All of the entries need to be written out again, exactly as they are.

» **Dataset entries**:
────────────────────

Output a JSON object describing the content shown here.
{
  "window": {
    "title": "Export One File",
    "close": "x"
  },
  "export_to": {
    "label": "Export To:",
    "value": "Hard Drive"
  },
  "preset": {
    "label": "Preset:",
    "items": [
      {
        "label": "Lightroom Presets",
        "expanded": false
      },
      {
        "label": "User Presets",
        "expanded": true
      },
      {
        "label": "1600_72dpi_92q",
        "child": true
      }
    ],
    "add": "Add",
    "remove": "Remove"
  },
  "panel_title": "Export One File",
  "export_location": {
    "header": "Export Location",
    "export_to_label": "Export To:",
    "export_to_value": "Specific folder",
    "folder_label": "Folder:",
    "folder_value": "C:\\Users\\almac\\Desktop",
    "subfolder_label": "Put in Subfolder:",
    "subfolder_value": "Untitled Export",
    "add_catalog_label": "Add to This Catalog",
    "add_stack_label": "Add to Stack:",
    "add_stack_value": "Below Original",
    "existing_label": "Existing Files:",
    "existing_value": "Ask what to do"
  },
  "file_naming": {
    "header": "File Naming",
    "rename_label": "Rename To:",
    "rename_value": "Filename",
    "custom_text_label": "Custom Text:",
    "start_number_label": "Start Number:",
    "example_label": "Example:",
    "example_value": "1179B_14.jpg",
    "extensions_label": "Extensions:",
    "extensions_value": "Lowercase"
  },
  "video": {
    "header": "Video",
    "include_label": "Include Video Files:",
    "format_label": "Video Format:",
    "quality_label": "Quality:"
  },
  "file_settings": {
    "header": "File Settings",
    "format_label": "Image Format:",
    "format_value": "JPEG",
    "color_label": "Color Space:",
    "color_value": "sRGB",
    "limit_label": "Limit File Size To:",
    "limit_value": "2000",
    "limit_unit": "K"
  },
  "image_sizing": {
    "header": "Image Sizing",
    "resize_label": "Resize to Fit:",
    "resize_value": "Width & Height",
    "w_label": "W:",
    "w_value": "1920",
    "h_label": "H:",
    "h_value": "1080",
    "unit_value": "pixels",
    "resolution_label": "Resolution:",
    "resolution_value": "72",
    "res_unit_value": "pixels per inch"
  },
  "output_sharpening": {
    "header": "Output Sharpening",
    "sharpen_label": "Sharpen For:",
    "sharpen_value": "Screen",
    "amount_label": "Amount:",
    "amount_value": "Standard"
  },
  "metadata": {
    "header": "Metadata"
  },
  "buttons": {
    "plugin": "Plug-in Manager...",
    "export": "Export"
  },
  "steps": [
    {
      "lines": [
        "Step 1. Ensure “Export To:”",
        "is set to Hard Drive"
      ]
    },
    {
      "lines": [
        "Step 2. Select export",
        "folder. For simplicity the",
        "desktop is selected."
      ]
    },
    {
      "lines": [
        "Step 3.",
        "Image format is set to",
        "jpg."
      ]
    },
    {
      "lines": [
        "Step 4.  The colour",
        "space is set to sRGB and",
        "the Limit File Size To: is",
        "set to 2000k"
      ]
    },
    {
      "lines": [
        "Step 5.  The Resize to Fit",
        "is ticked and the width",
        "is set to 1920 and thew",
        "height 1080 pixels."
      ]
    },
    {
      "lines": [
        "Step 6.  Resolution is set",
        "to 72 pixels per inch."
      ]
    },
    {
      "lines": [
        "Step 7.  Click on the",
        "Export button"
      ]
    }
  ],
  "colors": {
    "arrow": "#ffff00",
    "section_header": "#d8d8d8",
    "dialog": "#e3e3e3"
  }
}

────────────────────

» **Result below**:
Output a JSON object describing the content shown here.
{
  "window": {
    "title": "Export One File",
    "close": "x"
  },
  "export_to": {
    "label": "Export To:",
    "value": "Hard Drive"
  },
  "preset": {
    "label": "Preset:",
    "items": [
      {
        "label": "Lightroom Presets",
        "expanded": false
      },
      {
        "label": "User Presets",
        "expanded": true
      },
      {
        "label": "1600_72dpi_92q",
        "child": true
      }
    ],
    "add": "Add",
    "remove": "Remove"
  },
  "panel_title": "Export One File",
  "export_location": {
    "header": "Export Location",
    "export_to_label": "Export To:",
    "export_to_value": "Specific folder",
    "folder_label": "Folder:",
    "folder_value": "C:\\Users\\almac\\Desktop",
    "subfolder_label": "Put in Subfolder:",
    "subfolder_value": "Untitled Export",
    "add_catalog_label": "Add to This Catalog",
    "add_stack_label": "Add to Stack:",
    "add_stack_value": "Below Original",
    "existing_label": "Existing Files:",
    "existing_value": "Ask what to do"
  },
  "file_naming": {
    "header": "File Naming",
    "rename_label": "Rename To:",
    "rename_value": "Filename",
    "custom_text_label": "Custom Text:",
    "start_number_label": "Start Number:",
    "example_label": "Example:",
    "example_value": "1179B_14.jpg",
    "extensions_label": "Extensions:",
    "extensions_value": "Lowercase"
  },
  "video": {
    "header": "Video",
    "include_label": "Include Video Files:",
    "format_label": "Video Format:",
    "quality_label": "Quality:"
  },
  "file_settings": {
    "header": "File Settings",
    "format_label": "Image Format:",
    "format_value": "JPEG",
    "color_label": "Color Space:",
    "color_value": "sRGB",
    "limit_label": "Limit File Size To:",
    "limit_value": "2000",
    "limit_unit": "K"
  },
  "image_sizing": {
    "header": "Image Sizing",
    "resize_label": "Resize to Fit:",
    "resize_value": "Width & Height",
    "w_label": "W:",
    "w_value": "1920",
    "h_label": "H:",
    "h_value": "1080",
    "unit_value": "pixels",
    "resolution_label": "Resolution:",
    "resolution_value": "72",
    "res_unit_value": "pixels per inch"
  },
  "output_sharpening": {
    "header": "Output Sharpening",
    "sharpen_label": "Sharpen For:",
    "sharpen_value": "Screen",
    "amount_label": "Amount:",
    "amount_value": "Standard"
  },
  "metadata": {
    "header": "Metadata"
  },
  "buttons": {
    "plugin": "Plug-in Manager...",
    "export": "Export"
  },
  "steps": [
    {
      "lines": [
        "Step 1. Ensure “Export To:”",
        "is set to Hard Drive"
      ]
    },
    {
      "lines": [
        "Step 2. Select export",
        "folder. For simplicity the",
        "desktop is selected."
      ]
    },
    {
      "lines": [
        "Step 3.",
        "Image format is set to",
        "jpg."
      ]
    },
    {
      "lines": [
        "Step 4.  The colour",
        "space is set to sRGB and",
        "the Limit File Size To: is",
        "set to 2000k"
      ]
    },
    {
      "lines": [
        "Step 5.  The Resize to Fit",
        "is ticked and the width",
        "is set to 1920 and thew",
        "height 1080 pixels."
      ]
    },
    {
      "lines": [
        "Step 6.  Resolution is set",
        "to 72 pixels per inch."
      ]
    },
    {
      "lines": [
        "Step 7.  Click on the",
        "Export button"
      ]
    }
  ],
  "colors": {
    "arrow": "#ffff00",
    "section_header": "#d8d8d8",
    "dialog": "#e3e3e3"
  }
}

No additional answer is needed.